++++ Data shown ++++

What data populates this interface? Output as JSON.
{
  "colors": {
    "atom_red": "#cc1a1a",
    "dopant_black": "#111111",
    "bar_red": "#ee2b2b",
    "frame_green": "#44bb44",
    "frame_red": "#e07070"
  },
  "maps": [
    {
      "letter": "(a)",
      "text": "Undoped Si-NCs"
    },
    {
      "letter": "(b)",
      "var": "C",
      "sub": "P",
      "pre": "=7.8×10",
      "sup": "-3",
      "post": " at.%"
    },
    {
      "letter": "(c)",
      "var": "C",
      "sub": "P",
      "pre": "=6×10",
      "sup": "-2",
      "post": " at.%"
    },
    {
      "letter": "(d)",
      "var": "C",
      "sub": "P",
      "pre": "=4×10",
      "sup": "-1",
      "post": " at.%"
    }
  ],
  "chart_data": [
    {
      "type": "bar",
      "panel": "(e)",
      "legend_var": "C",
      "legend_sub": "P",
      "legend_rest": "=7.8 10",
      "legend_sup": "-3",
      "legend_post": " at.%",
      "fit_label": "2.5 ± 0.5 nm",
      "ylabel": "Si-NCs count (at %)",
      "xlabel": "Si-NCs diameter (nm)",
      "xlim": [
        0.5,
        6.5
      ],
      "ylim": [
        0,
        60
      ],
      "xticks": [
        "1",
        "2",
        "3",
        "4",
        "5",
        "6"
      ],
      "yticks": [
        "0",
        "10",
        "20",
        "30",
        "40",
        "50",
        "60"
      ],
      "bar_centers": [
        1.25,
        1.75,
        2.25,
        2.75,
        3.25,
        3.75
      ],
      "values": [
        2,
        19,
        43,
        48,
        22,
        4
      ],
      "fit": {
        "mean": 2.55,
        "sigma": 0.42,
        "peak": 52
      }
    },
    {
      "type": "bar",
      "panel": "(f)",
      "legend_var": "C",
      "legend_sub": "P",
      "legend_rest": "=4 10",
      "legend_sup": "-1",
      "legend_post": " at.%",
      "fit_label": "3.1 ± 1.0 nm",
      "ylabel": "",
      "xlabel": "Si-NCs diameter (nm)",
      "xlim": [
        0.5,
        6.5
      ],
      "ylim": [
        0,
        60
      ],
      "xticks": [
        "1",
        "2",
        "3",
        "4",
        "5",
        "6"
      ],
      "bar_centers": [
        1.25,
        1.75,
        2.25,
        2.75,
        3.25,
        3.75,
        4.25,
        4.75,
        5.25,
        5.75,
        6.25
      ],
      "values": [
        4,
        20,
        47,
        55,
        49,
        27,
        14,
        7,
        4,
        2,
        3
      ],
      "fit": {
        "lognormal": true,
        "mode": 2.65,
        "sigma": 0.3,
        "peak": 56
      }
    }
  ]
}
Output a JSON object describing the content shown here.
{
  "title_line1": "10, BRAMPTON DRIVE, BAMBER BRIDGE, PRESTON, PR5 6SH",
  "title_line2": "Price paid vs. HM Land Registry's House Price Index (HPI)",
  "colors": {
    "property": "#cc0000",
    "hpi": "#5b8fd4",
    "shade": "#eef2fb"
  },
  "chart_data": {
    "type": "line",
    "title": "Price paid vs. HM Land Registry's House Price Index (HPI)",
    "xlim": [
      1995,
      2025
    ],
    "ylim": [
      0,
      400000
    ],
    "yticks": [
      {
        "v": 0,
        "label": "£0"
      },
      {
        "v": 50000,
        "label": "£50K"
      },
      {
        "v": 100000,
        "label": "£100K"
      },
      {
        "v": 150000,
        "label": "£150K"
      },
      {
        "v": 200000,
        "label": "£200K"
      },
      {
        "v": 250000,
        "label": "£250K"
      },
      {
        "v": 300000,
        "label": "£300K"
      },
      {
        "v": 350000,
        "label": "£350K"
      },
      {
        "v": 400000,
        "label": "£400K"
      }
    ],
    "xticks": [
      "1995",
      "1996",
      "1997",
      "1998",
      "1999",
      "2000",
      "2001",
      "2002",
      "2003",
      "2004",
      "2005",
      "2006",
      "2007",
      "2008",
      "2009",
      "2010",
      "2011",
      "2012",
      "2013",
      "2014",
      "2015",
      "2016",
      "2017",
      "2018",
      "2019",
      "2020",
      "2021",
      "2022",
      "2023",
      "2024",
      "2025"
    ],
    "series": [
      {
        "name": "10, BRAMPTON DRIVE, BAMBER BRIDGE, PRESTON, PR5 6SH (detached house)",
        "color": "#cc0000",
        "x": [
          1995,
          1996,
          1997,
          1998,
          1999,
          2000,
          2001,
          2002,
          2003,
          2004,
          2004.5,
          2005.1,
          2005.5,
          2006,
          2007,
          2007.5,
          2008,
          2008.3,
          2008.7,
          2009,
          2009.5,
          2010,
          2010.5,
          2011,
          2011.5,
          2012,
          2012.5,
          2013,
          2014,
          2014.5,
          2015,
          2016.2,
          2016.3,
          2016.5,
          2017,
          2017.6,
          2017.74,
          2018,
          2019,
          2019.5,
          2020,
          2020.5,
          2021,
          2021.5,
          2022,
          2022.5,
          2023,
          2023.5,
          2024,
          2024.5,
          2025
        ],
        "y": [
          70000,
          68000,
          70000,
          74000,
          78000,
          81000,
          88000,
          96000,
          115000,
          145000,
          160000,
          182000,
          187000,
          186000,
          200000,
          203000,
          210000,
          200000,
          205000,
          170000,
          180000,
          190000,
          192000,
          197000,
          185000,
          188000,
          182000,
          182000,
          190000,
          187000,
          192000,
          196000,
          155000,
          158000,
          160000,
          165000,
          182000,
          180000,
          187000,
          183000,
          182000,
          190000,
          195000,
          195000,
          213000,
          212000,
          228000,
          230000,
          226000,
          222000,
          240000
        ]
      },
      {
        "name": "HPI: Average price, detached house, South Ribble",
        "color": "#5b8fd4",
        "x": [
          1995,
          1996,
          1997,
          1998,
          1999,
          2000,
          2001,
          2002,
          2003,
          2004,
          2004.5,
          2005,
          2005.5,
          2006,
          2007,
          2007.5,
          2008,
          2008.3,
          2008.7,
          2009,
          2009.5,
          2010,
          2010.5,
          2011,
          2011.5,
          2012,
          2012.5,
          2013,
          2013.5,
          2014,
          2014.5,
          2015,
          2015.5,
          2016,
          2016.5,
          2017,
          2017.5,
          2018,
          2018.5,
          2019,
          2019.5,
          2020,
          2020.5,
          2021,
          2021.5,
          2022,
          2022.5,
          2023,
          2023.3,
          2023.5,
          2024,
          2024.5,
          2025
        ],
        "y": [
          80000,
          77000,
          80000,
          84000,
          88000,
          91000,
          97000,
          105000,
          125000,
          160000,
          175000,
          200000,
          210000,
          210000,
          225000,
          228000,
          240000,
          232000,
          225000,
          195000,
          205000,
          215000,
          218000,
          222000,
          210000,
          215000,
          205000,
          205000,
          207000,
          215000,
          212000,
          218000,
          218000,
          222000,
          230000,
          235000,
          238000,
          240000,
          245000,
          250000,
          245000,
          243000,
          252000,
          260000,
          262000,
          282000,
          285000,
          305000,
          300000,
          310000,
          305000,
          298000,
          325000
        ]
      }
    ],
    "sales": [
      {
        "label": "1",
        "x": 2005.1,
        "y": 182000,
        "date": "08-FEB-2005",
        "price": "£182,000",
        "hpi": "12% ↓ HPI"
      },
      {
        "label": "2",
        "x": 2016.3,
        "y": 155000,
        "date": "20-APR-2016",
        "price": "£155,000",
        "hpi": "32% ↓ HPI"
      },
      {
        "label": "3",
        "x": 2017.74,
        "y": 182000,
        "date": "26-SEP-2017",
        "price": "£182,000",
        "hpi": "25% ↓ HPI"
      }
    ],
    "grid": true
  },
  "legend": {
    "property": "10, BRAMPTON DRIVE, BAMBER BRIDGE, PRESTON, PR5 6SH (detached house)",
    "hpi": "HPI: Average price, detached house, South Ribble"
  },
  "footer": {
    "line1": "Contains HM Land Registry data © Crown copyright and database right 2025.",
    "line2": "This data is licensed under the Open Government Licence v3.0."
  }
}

++++

Copy all lines in the listing above where the string "Average" appears.

        "name": "HPI: Average price, detached house, South Ribble",
    "hpi": "HPI: Average price, detached house, South Ribble"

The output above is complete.